**SET PROBLEM:** Pick up the stock award plan passage after its final sentence and continue writing it.
* start TEXT PASSAGE *
SECTION 5.     GRANTS OF AWARDS; SHARES AVAILABLE FOR AWARD

               (a) The Committee may, from time to time, grant Awards to one or
more Key Employees; provided, however, that:

                                      -4-
<PAGE>

                   (i) subject to any adjustment pursuant to SECTION 8, the
aggregate number of Shares available with respect to which Awards may be granted
under the Plan shall be 7,500,000 Shares (i.e., 750,000 shares of Class B Common
Stock);

                   (ii) to the extent that any Shares covered by an Award
granted under the Plan, or to which any Award relates, are forfeited, or if an
Award otherwise terminates, expires or is canceled prior to the delivery of all
of the Shares or of other consideration issuable or payable pursuant to such
Award, then the number of Shares counted against the number of Shares available
under the Plan in connection with the grant of such Award, to the extent of any
such forfeiture, termination, expiration or cancellation, shall be available for
granting of Awards under the Plan;

                   (iii) Shares which have been issued, or any other shares of
the equity of the Corporation which a Participant tenders to the Corporation in
satisfaction of income and payroll tax withholding obligations or in
satisfaction of the exercise price of any Award shall be available for granting
of Awards under the Plan;

                   (iv) notwithstanding anything herein to the contrary, the
Committee may limit the application of SECTIONS 5(ii) AND 5(iii) in any manner
that it considers necessary or appropriate to ensure that the Plan complies with
the requirements of Rule 16b-3 under the Exchange Act or any successor
provision; and

                   (v) notwithstanding anything herein to the contrary, any
Shares ceasing to be subject to an Award due to the exercise of an Award or
expiration of a Restriction Period shall no longer be available for granting of
Awards under the Plan.

               (b) For purpose of this SECTION 5:

                   (i) if an Award is denominated in Shares, the number of
Shares covered by such Award, or to which such Award relates, shall be counted
on the date of grant of such Award against the number of Shares available for
granting of Awards under the Plan; and

                   (ii) if an Award is not denominated in Shares, the number of
Shares shall be counted on the date of grant of such Award against the number of
Shares available for granting Awards under the Plan equal to the quotient of the
Fair Market Value (calculated as of the date of grant) of the maximum amount of
cash or other consideration payable pursuant to such Award, divided by the Fair
Market Value of one Share on the date of grant.

               (c) Any Shares delivered by the Corporation pursuant to an Award
may consist, in whole or in part, of authorized and unissued Shares or of
treasury Shares. In determining the size of any Award, the Committee may take
into account a Participant's responsibility level, performance, potential, cash
compensation level, the Fair Market Value of the Shares at the time of the Award
and such other considerations as it deems appropriate.

                                      -5-
<PAGE>

SECTION 6.     ELIGIBILITY

               Any Key Employee, including any executive officer or
employee-director of the Corporation or any Affiliate, who is not a member of
the Committee and who, in the opinion of the Committee, contributes to the
continued growth, development and financial success of the Corporation or an
Affiliate shall be eligible to be designated as a Participant.
* end TEXT PASSAGE *
* start SUPPLIED INFORMATION *
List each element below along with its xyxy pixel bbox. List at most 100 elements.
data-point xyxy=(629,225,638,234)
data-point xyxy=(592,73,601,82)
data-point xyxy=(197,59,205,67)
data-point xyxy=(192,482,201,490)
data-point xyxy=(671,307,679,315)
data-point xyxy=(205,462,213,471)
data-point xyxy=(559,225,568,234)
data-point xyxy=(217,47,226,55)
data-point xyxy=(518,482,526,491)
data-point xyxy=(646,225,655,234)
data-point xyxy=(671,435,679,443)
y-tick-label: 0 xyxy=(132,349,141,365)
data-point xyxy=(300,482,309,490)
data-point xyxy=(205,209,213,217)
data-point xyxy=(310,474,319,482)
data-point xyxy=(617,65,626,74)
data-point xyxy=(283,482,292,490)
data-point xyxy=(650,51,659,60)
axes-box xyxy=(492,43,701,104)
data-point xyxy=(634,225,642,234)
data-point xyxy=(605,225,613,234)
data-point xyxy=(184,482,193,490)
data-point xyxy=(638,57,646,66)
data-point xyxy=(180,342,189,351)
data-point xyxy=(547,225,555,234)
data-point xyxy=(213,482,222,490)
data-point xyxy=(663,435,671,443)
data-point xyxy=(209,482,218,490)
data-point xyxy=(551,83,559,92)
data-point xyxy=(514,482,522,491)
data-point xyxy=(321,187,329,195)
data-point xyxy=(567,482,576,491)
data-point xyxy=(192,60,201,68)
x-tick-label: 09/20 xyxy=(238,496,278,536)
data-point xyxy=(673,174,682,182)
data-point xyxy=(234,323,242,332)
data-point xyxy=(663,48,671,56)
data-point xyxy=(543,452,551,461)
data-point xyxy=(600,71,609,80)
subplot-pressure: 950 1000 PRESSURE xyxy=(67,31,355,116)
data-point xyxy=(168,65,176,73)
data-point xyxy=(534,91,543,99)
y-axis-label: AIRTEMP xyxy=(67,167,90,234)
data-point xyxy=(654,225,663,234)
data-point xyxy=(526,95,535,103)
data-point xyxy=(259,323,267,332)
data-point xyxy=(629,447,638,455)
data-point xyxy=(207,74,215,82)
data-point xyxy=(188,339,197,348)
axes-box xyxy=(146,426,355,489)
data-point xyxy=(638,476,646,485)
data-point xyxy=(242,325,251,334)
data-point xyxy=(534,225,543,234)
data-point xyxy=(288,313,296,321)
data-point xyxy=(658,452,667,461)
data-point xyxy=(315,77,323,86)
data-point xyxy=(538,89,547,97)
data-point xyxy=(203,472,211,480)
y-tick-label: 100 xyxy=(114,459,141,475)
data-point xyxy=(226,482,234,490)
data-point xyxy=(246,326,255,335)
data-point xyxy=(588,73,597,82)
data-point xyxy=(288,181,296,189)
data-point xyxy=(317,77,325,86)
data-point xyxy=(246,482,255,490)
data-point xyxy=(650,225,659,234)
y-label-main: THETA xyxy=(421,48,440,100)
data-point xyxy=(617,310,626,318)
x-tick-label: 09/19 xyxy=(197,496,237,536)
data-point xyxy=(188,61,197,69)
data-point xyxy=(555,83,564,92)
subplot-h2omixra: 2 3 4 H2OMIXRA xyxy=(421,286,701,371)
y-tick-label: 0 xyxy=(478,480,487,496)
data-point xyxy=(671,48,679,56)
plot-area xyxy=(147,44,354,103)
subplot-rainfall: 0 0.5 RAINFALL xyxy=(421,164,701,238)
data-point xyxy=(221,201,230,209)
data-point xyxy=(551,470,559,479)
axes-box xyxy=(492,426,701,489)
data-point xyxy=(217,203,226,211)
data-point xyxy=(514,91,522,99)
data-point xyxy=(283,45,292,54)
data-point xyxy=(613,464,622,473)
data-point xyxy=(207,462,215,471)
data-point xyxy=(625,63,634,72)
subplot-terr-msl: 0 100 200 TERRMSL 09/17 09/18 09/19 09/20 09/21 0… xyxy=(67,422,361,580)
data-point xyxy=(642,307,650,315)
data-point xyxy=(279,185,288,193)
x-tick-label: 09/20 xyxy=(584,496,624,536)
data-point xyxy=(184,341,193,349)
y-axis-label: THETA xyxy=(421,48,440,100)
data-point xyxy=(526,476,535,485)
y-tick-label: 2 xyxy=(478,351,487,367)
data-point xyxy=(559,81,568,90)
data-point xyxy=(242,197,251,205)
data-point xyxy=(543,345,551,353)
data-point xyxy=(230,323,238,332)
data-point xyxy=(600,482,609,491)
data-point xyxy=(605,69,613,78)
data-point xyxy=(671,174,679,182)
* end SUPPLIED INFORMATION *
**OUTPUT BELOW:**
SECTION 7.     AWARDS

               (a) OPTIONS. The Committee is hereby authorized to grant Options
to Participants in the form of either Non-Qualified Stock Options or Incentive
Stock Options with the terms and conditions set forth in this SECTION 7 and with
such additional terms and conditions, in either case not inconsistent with the
provisions of the Plan, as the Committee shall determine.

                   (i) LIMITATIONS ON INCENTIVE STOCK OPTIONS.

                       (A) In the event the Committee grants Incentive Stock
Options, the aggregate Fair Market Value (determined at the time the Incentive
Stock Options are granted) of the Shares underlying any such Incentive Stock
Options, together with the shares underlying any incentive stock options (as
defined in Section 422 of the Code) under any other plans of the Corporation or
any Affiliate, which shall be first exercisable by any one Participant shall
not, during any calendar year, exceed $100,000, or such other limitation as may
be provided in the Code.

                       (B) The grant of Incentive Stock Options hereunder shall
be subject to guidelines adopted by the Committee with respect to the timing and
size of Incentive Stock Options.

                       (C) The terms of any Incentive Stock Option granted under
the Plan shall comply in all respects with the provisions of Section 422 of the
Code, or any successor provision thereto, and any regulations promulgated
thereunder.

                   (ii) EXERCISE PRICE. The exercise price per Share purchasable
under an Option shall be determined by the Committee; provided, however, that
such exercise price shall not be less than the Fair Market Value of a Share on
the date of grant of the Option (or, if the Committee so determines, in the case
of any Option granted in tandem with or in substitution for another Award or any
outstanding award granted under any other plan of the Corporation, on the date
of grant of such other Award or award).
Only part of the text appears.